### Verilen Metin
####################

Biraz düşününce gerçekten de buradan çok ciddi sonuçlara kadar gitmek mümkün. Yani öykü kahramanının yapmak istediği şey, basitçe, bir bilgiçlik değil, belki de durup düşünmeye dolaylı bir çağrı.
Bu bitmemiş roman dışındaki kısa öykülerin kahramanları da çoğunlukla ya yetişkinler dünyasına girmemiş çocuklar ya da dünyanın dış sınırlarına itilmiş deliler, meczuplar, alıklar, sakatlanmış kişiler. Dylan Thomas insan yaşamında acımasızlıkla sevecenliğin, günahsızlıkla mantıksız kötülüğün her zaman yan yana ve iç içeliğini göstermek için daha çok onlardan yararlanıyor. Mizah ve taşlamanın arasından insan sıcaklığının ışıdığı şaşırtıcı öyküler.
*
Ülker İnce (Sayfa: 9-10)
*
Deri Ticareti Serüvenleri
*
1. İyi bir Başlangıç:
*
''..tekerlekler üzerinde hareket eden bu uzun evde, ayağını kapıya dayamış olarak tek başına dalgın dalgın oturuyor, penceresiz bir sessizliğin içinde yolculuk ediyor, kendisini bekleyen birinin olmadığı bir yere saatte 75 kilometre hızla yol alıyor olacaktı, trenin duracağı hiçbir yere yakınlık duymayan bir adam.'' (Sayfa: 23)

####################

### Sağlanan Girdiler
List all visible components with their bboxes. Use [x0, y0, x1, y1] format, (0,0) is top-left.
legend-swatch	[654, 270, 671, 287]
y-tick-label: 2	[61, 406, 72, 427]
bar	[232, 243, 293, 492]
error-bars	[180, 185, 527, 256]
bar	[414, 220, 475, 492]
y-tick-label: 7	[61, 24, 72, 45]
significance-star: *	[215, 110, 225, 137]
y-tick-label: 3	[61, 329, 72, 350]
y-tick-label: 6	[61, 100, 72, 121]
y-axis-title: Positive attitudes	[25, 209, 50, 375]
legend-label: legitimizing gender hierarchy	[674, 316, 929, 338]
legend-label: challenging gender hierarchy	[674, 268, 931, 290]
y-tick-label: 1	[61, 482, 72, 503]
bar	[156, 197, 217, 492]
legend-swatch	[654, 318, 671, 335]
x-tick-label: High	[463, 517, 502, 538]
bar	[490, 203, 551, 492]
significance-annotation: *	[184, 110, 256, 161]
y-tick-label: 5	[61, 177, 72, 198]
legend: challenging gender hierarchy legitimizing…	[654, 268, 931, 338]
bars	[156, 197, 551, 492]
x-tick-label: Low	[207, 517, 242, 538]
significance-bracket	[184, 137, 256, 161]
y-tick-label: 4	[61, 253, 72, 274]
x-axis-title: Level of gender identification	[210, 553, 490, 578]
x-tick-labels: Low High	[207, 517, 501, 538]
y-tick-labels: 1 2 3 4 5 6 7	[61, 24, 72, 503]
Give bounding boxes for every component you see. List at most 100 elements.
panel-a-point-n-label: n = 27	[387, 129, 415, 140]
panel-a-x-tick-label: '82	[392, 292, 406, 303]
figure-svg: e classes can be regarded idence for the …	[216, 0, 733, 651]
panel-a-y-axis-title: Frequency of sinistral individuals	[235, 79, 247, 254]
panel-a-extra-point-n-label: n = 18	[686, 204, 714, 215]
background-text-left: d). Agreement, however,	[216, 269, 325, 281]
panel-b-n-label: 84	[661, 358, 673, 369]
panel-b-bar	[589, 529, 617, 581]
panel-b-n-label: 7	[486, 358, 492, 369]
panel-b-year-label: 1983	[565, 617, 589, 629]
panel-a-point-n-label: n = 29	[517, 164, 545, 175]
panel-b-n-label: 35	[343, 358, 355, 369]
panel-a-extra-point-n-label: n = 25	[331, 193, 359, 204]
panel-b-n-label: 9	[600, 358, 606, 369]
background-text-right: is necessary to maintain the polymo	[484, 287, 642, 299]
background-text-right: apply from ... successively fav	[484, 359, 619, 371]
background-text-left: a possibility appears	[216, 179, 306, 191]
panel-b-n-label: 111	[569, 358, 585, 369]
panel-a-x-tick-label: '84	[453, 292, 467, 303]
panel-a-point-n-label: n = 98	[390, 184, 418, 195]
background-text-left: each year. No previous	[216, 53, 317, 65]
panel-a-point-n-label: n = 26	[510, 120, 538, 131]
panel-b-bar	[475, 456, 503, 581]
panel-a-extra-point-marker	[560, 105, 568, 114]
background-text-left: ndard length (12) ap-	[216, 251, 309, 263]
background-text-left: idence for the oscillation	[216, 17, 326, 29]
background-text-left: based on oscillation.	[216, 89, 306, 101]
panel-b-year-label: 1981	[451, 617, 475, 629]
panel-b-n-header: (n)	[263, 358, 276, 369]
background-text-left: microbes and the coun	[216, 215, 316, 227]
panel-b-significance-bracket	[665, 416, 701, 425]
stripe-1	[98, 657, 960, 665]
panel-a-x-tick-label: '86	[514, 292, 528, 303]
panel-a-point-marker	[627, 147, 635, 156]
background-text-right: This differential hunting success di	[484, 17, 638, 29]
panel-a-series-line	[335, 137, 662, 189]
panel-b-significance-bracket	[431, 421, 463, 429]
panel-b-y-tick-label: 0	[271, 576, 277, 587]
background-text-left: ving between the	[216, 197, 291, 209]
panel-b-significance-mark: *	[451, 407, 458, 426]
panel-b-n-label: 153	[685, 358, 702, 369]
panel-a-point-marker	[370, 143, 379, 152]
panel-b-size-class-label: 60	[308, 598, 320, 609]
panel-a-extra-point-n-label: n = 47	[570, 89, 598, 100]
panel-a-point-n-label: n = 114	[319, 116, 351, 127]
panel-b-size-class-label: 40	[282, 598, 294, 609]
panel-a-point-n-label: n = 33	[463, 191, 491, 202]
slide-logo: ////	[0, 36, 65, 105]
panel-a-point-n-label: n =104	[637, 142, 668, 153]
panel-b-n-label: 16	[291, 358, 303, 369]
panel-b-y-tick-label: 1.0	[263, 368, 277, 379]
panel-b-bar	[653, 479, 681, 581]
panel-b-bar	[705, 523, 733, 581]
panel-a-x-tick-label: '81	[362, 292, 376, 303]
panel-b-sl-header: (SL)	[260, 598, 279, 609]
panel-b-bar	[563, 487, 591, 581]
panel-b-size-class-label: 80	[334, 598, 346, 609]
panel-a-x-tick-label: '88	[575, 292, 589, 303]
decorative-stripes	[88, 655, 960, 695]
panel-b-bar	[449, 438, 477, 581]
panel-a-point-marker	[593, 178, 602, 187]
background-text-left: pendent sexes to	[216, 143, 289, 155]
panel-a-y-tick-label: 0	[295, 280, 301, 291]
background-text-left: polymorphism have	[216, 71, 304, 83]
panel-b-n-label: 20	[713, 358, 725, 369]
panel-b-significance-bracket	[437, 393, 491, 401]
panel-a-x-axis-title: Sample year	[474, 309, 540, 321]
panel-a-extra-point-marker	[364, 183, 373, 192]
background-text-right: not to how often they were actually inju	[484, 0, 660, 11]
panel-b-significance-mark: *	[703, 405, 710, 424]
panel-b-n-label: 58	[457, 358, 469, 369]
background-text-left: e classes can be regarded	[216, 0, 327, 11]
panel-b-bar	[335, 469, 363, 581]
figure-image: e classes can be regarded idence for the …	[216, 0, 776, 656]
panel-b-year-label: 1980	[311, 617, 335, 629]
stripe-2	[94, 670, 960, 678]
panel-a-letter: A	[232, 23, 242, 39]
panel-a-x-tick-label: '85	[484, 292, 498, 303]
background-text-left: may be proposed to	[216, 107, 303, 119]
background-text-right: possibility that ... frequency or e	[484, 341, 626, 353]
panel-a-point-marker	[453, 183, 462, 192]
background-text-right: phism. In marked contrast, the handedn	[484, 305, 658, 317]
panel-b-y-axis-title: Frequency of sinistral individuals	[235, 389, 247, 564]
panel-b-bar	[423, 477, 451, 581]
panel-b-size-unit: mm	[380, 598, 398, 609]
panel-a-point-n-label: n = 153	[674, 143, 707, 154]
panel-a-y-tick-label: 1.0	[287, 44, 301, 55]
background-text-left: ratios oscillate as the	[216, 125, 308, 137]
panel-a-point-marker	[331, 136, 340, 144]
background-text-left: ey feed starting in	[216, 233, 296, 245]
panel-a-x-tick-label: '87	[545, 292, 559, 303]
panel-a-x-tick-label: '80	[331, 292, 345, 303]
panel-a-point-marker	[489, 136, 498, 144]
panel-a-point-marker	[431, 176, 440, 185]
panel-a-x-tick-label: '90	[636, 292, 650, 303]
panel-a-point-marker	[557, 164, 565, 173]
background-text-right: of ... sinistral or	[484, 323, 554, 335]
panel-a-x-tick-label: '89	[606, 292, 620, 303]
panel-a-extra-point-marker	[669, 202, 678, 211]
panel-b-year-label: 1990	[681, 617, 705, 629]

####################

### İstenen İşlem
Verilen metnin "Bu bitmemiş roman" ifadesinden "ışıdığı şaşırtıcı öyküler." ifadesine kadar olan bölümünü, "çocuklar" yerine "gençler" koyarak yeniden yazın.

### Yazılı Çözüm
Bu bitmemiş roman dışındaki kısa öykülerin kahramanları da çoğunlukla ya yetişkinler dünyasına girmemiş gençler ya da dünyanın dış sınırlarına itilmiş deliler, meczuplar, alıklar, sakatlanmış kişiler. Dylan Thomas insan yaşamında acımasızlıkla sevecenliğin, günahsızlıkla mantıksız kötülüğün her zaman yan yana ve iç içeliğini göstermek için daha çok onlardan yararlanıyor. Mizah ve taşlamanın arasından insan sıcaklığının ışıdığı şaşırtıcı öyküler.